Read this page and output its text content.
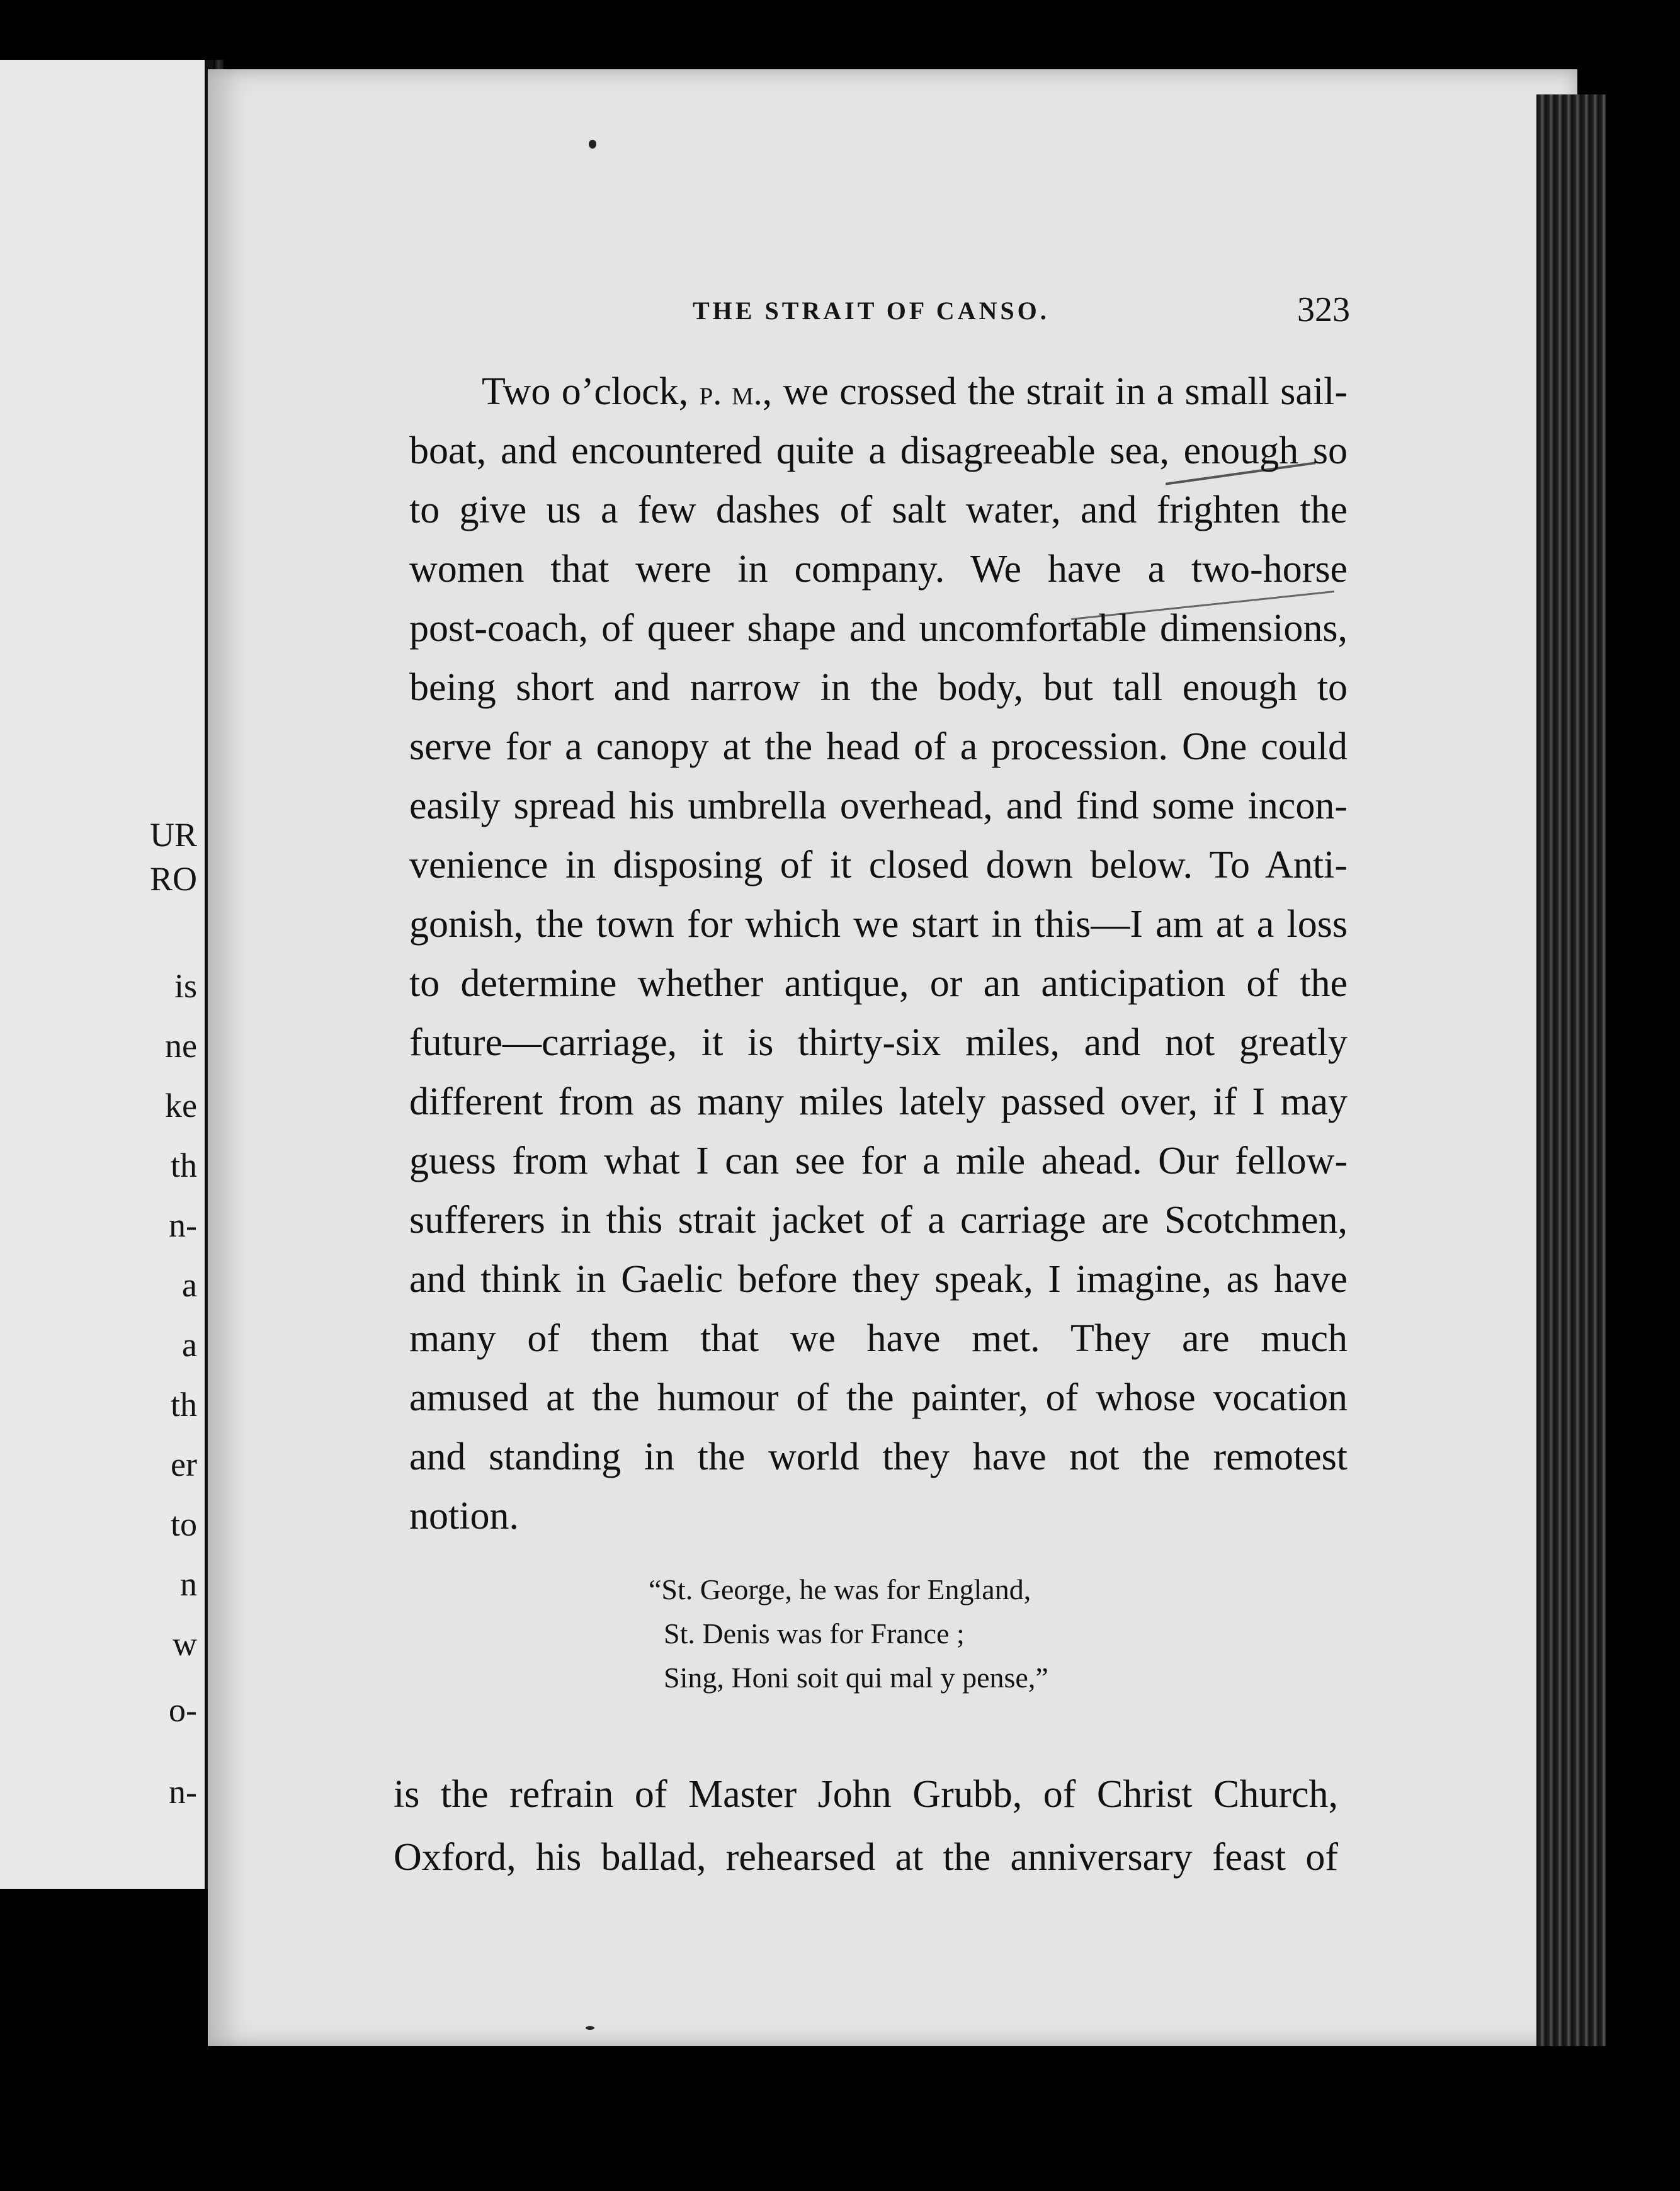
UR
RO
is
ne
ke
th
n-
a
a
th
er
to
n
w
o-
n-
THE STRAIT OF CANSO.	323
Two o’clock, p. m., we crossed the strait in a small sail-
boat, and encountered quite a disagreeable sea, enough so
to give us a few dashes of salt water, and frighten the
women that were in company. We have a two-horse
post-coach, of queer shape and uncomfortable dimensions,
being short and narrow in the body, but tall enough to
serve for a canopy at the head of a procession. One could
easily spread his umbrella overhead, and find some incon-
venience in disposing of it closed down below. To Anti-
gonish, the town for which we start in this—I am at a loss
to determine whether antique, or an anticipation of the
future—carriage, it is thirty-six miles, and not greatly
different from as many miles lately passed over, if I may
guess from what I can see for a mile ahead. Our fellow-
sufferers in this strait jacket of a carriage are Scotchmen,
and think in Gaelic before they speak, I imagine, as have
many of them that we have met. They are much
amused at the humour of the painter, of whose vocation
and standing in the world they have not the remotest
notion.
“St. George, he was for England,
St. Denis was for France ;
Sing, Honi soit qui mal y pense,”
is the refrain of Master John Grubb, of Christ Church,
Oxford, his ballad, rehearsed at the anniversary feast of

• [What you are asked to do] Each line with the string "have" in it needs to be found and copied.

• [Response below]
women that were in company. We have a two-horse
and think in Gaelic before they speak, I imagine, as have
many of them that we have met. They are much
and standing in the world they have not the remotest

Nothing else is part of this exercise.